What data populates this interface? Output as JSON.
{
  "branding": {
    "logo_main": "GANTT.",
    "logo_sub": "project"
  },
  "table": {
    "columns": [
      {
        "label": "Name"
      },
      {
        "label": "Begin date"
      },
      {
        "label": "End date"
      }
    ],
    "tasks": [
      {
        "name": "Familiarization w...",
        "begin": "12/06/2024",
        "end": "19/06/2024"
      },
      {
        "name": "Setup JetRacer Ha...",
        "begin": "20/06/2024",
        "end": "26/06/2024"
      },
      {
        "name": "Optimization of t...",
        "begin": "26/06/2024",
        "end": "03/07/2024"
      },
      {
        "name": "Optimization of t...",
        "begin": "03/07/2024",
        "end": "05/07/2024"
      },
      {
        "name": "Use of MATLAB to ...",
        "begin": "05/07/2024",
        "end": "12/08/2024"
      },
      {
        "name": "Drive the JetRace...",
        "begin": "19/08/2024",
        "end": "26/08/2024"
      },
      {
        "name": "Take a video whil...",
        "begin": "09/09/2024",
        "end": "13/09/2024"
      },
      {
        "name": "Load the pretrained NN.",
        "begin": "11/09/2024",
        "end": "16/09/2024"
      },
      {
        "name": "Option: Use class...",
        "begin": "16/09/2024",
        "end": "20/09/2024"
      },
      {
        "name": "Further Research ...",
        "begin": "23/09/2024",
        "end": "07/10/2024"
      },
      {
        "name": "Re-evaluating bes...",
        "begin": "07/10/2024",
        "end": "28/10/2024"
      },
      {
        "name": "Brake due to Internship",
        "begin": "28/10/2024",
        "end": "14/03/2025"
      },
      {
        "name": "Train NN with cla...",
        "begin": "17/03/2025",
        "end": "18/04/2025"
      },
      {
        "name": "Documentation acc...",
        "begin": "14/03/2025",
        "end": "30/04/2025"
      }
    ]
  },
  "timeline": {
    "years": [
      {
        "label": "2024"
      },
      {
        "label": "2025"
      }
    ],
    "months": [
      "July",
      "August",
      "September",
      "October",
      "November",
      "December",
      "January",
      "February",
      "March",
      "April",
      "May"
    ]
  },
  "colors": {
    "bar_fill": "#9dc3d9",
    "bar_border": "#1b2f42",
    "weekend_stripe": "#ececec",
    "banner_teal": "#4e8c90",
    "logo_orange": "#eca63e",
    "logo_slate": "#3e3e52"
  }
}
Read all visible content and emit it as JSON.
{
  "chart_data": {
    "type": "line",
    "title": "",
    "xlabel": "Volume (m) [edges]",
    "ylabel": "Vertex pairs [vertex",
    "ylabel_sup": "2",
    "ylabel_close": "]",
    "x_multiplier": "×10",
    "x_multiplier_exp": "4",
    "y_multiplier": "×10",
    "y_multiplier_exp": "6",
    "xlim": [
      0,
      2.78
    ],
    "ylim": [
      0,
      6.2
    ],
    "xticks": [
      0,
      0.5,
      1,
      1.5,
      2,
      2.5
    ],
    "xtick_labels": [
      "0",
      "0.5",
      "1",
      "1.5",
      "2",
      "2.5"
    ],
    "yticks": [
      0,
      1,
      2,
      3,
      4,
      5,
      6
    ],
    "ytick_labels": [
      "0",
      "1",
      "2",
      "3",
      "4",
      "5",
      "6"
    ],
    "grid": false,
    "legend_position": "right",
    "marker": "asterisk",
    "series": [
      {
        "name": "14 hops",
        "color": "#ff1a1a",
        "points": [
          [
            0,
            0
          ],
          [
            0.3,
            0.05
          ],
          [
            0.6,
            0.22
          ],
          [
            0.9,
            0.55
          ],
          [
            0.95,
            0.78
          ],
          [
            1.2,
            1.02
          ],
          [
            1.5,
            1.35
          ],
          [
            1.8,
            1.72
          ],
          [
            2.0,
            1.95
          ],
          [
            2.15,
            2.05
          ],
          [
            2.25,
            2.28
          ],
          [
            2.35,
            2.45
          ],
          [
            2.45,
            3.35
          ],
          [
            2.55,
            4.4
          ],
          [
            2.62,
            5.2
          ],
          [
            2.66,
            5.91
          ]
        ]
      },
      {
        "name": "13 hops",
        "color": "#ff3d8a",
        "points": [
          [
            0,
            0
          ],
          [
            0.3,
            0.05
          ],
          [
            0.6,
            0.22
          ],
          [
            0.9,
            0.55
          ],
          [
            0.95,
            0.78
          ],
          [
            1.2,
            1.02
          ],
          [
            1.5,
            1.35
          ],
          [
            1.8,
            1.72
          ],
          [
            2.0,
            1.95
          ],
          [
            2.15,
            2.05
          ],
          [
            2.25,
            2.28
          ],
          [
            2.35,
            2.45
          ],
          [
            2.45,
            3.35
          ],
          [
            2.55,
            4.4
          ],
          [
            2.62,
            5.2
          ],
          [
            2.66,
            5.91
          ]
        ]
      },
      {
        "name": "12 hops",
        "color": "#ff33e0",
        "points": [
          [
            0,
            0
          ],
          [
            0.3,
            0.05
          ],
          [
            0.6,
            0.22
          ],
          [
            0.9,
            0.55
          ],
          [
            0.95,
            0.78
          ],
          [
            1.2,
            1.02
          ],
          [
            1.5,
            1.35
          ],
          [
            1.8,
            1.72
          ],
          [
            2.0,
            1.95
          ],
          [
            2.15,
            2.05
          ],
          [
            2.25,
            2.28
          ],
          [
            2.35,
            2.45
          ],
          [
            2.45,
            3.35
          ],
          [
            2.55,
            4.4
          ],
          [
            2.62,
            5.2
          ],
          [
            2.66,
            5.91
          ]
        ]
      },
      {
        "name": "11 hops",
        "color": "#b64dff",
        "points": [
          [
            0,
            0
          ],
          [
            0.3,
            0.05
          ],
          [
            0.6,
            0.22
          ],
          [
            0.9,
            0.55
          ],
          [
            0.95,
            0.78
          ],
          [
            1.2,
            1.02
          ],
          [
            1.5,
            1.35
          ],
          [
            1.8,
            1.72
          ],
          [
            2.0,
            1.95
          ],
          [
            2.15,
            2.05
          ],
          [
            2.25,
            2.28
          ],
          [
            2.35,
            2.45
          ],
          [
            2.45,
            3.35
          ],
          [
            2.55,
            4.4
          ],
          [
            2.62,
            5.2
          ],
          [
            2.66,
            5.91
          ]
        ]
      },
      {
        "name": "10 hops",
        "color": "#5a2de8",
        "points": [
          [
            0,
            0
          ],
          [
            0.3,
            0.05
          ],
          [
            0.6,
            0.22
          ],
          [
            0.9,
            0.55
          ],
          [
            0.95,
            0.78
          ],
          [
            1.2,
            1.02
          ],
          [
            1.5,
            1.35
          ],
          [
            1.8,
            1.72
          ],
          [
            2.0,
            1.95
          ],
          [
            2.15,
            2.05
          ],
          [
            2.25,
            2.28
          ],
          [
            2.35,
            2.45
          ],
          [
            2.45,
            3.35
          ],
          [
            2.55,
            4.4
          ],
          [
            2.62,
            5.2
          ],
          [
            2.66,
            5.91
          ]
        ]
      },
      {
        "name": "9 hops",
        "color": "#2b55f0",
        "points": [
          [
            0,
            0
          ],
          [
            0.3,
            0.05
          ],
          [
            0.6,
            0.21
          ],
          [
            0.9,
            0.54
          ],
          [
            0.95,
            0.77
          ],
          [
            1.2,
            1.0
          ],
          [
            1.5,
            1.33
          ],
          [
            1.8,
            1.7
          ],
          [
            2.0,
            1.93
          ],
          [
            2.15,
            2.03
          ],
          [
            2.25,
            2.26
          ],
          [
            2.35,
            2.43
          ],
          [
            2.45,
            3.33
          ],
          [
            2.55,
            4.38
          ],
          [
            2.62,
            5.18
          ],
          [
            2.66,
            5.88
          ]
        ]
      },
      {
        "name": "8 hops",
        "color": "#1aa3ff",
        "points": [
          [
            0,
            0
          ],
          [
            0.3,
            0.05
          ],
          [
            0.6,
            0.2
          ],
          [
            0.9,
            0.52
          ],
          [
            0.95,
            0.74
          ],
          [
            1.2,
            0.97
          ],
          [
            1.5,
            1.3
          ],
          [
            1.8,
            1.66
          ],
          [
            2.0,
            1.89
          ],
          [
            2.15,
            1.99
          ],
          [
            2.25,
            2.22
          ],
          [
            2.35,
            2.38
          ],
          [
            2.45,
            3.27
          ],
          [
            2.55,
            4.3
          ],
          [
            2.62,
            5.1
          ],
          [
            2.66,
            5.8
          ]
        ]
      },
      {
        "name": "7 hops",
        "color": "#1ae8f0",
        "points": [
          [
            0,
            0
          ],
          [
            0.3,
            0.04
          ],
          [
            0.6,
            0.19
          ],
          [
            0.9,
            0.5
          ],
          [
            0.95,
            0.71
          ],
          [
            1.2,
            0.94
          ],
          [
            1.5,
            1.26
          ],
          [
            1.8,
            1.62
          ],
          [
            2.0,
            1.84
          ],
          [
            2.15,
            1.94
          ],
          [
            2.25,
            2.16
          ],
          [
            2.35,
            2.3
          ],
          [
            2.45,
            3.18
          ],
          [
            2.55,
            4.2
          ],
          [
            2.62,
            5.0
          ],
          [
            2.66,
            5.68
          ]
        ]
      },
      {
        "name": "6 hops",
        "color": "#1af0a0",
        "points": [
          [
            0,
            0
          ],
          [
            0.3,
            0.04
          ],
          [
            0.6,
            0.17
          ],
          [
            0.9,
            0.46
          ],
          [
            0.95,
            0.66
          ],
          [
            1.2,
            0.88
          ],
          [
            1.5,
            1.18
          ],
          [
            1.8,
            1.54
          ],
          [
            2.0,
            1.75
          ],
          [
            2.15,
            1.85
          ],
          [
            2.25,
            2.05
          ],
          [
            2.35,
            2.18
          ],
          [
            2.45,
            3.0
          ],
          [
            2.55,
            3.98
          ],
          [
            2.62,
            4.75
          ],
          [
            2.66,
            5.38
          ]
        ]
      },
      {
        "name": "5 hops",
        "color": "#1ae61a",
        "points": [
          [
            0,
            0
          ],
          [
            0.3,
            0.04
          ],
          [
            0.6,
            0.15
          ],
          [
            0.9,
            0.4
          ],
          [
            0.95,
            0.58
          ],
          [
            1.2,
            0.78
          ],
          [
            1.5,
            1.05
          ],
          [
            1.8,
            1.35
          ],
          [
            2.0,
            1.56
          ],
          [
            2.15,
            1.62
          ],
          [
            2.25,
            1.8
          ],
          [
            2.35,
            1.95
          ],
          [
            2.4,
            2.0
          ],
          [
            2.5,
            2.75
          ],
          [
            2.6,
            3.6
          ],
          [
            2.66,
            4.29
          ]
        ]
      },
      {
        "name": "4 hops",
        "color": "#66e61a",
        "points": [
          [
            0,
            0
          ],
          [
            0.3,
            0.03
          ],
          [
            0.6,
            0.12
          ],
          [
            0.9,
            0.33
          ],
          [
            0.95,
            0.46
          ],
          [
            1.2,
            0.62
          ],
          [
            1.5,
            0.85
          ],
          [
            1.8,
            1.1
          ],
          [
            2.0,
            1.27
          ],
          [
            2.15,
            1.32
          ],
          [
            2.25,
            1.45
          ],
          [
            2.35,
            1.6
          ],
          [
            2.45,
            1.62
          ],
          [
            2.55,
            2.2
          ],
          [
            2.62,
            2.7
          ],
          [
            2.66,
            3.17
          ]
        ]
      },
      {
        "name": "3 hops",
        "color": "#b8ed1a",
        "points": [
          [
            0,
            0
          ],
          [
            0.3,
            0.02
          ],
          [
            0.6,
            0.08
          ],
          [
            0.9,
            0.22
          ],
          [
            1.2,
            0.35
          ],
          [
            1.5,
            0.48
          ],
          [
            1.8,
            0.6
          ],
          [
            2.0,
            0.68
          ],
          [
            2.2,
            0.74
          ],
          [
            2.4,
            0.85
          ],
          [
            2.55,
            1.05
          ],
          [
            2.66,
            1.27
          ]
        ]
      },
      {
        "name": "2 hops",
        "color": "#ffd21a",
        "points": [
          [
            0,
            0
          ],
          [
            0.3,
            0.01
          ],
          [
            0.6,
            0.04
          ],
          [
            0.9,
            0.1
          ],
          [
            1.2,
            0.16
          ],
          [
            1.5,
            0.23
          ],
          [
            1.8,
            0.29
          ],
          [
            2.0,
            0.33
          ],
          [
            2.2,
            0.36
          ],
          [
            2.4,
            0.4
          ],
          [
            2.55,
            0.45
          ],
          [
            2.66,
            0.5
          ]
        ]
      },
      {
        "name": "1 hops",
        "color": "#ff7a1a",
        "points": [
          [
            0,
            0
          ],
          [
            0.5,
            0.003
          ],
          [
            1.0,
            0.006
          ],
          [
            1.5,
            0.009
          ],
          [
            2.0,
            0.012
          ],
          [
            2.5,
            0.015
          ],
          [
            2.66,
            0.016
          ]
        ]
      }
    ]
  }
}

+ + + +

Stated goal
Go through the material and select each line with the string "JSON" in it.

Final result
What data populates this interface? Output as JSON.
Read all visible content and emit it as JSON.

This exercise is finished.